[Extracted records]
┌────────
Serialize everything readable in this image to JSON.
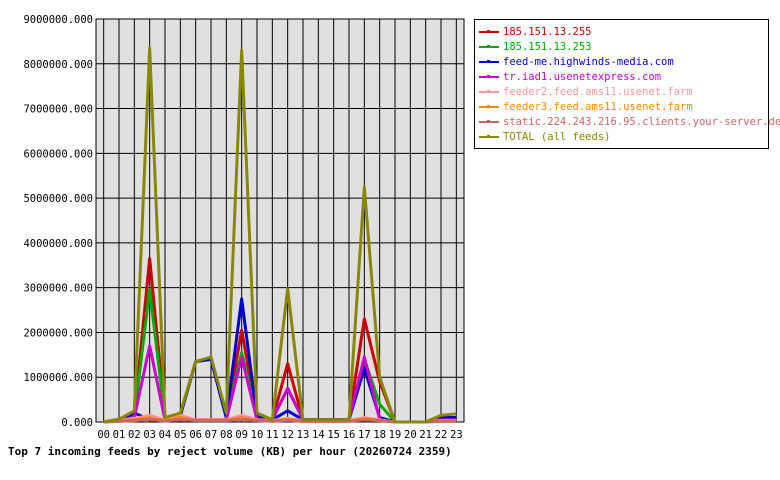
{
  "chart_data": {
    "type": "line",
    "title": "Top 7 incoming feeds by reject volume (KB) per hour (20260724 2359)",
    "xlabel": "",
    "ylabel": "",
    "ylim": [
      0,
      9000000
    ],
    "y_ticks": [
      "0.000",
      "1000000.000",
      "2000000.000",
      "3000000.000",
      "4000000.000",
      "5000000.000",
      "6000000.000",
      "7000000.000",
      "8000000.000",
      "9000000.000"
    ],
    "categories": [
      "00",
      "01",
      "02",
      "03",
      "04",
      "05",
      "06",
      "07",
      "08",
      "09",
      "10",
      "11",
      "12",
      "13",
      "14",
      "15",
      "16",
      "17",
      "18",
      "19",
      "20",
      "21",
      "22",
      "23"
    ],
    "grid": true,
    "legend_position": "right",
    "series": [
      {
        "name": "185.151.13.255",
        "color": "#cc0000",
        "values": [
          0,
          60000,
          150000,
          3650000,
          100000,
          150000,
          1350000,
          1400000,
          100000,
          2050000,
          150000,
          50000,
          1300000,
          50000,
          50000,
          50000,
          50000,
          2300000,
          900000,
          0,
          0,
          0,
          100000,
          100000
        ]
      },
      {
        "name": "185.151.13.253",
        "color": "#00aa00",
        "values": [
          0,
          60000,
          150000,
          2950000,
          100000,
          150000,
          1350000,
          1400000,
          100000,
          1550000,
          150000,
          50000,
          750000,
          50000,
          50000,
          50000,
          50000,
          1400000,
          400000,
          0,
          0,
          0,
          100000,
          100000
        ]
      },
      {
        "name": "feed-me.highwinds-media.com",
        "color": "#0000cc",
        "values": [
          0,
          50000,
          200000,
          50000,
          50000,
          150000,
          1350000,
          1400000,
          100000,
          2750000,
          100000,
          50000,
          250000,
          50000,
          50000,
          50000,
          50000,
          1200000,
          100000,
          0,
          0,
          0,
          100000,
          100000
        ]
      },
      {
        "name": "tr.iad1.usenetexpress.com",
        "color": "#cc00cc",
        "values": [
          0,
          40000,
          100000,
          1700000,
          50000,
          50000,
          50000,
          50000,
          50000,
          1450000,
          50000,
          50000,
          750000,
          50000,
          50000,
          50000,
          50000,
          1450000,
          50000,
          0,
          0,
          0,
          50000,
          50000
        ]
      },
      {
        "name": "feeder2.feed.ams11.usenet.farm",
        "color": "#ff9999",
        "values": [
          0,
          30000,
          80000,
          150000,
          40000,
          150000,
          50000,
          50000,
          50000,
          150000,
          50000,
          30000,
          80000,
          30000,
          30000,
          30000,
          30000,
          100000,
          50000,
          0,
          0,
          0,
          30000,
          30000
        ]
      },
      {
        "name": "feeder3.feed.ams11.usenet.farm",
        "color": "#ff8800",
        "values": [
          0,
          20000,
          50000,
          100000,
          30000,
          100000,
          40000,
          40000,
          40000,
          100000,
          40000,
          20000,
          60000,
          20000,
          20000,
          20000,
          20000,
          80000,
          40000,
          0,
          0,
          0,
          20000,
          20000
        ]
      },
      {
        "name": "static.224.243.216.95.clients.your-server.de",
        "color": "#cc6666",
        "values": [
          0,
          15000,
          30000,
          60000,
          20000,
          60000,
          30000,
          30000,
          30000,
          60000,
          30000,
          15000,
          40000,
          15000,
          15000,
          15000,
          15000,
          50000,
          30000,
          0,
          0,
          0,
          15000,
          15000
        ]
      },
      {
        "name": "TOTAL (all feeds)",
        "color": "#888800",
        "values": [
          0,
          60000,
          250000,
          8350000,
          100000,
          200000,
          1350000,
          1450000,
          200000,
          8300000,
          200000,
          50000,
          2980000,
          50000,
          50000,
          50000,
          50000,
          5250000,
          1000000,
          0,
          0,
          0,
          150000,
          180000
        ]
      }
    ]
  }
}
└────────
┌────────
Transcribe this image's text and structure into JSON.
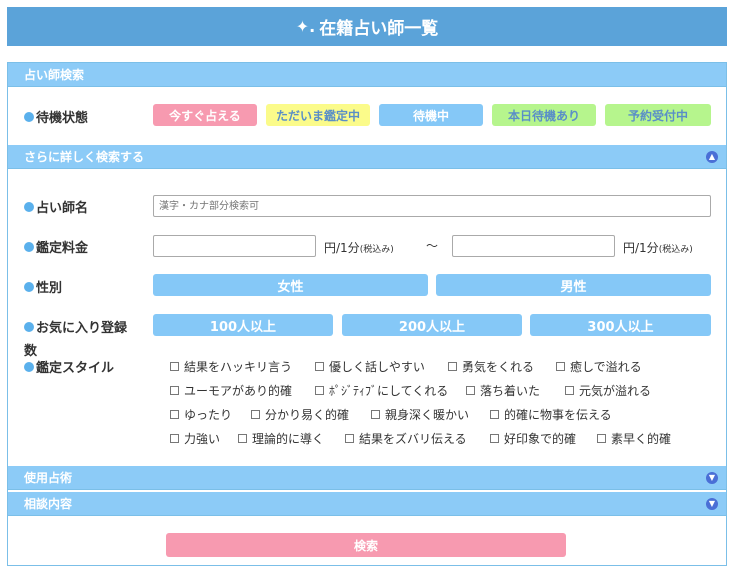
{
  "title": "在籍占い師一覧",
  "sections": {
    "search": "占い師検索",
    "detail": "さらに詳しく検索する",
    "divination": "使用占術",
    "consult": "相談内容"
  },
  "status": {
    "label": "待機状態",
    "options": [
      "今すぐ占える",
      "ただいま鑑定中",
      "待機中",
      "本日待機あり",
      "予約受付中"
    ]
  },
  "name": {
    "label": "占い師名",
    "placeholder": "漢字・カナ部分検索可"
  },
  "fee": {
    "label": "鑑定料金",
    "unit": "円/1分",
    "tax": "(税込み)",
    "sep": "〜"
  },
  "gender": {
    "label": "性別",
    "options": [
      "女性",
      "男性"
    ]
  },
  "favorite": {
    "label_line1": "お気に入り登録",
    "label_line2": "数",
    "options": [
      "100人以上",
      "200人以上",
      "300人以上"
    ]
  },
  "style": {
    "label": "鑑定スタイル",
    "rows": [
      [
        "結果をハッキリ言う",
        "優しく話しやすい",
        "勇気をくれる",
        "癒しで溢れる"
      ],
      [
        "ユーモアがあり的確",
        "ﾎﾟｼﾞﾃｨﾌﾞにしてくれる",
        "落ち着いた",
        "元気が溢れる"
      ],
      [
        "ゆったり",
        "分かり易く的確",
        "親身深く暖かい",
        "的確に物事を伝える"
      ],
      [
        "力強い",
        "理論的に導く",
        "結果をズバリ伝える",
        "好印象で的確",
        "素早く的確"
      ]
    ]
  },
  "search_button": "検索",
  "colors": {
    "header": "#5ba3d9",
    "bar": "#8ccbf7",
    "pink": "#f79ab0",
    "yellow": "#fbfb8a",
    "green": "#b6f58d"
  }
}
└────────
┌────────
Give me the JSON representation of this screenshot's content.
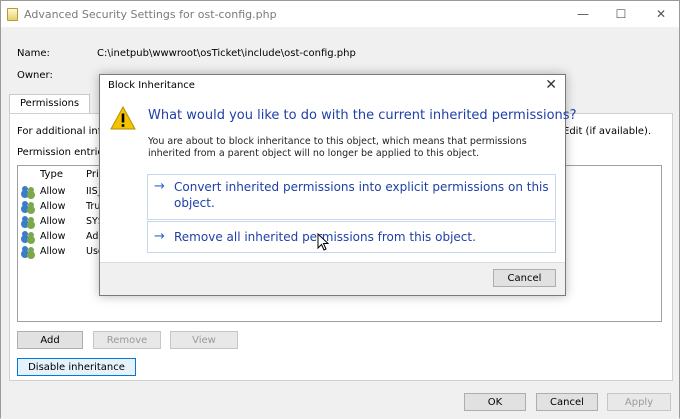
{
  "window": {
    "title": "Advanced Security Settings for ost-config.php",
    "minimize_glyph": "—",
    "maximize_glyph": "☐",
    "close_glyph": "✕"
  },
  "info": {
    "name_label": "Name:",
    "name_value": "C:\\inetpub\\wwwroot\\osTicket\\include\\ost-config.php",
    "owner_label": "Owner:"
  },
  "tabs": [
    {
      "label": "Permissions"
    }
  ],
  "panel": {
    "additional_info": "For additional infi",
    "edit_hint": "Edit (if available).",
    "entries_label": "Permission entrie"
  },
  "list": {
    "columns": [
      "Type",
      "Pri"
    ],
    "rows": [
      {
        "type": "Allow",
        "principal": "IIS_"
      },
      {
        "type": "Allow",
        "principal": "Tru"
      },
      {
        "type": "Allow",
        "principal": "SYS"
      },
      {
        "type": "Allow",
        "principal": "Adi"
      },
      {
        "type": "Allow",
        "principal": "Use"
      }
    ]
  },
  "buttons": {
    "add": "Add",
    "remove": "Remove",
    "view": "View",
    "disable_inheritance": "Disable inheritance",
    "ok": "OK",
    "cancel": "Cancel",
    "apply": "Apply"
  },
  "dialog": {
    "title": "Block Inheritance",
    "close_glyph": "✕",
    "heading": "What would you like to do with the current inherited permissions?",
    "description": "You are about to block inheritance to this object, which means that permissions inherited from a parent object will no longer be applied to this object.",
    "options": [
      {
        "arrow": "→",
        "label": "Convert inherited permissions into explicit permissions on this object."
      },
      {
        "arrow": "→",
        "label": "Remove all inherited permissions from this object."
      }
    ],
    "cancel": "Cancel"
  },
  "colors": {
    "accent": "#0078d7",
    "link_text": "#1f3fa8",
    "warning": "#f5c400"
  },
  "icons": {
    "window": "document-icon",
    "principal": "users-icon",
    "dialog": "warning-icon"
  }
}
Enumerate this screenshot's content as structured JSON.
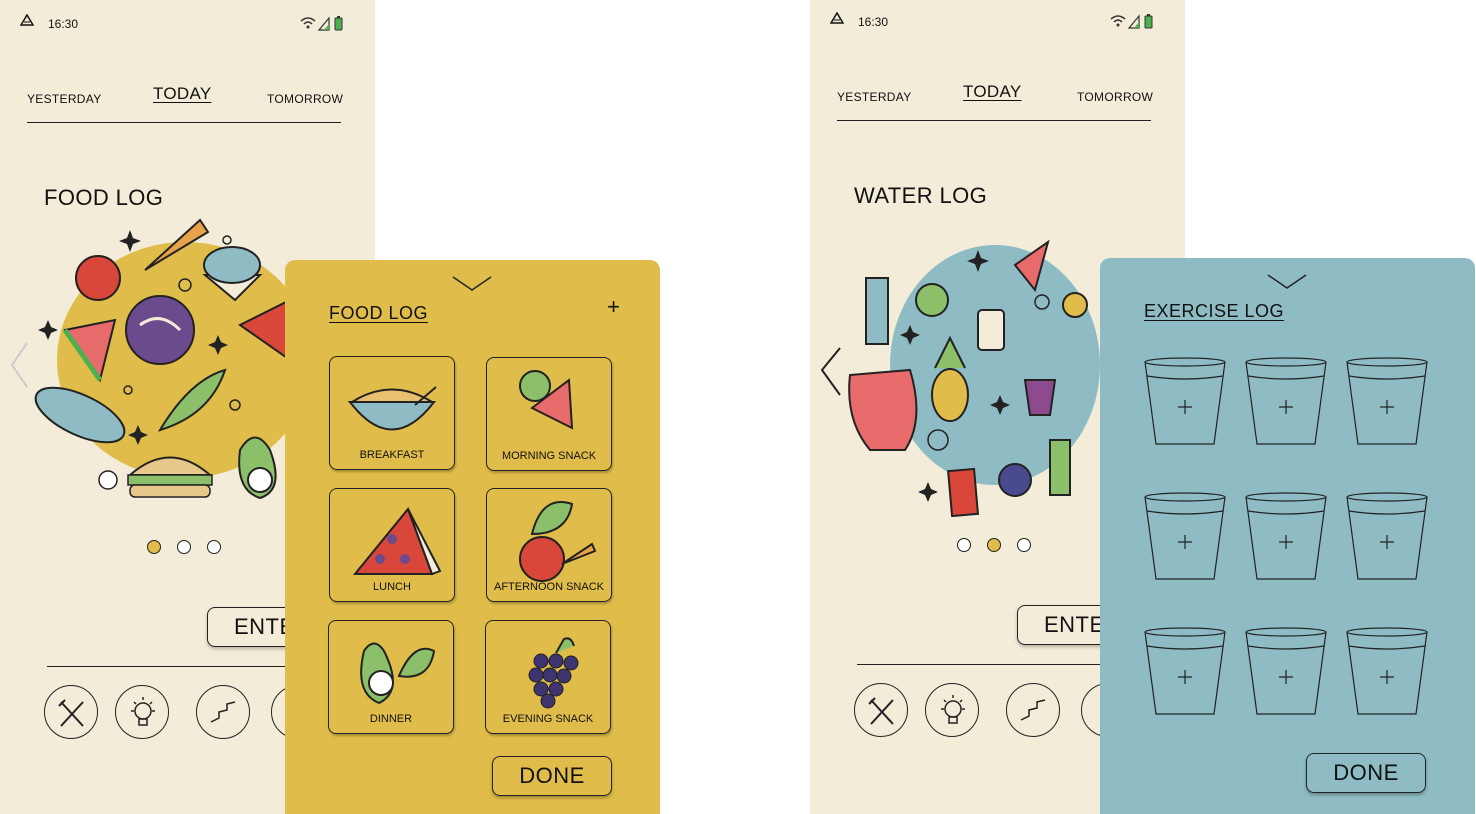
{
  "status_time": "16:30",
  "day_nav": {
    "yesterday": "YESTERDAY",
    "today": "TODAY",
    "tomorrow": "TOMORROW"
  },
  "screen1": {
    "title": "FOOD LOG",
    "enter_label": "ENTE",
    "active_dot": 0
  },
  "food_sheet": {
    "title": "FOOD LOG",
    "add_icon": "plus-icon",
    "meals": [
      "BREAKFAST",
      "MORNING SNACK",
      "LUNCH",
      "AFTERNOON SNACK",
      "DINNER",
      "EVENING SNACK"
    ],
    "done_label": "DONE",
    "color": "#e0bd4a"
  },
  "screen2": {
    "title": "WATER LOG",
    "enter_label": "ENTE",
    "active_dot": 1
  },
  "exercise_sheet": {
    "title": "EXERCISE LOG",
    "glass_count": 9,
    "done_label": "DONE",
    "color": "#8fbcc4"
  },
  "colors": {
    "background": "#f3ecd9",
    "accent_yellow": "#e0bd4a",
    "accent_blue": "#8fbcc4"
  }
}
└────────
◆ Set exercise:
State the number of lines above that hold the string "title", with nothing added.

◆ Task output:
8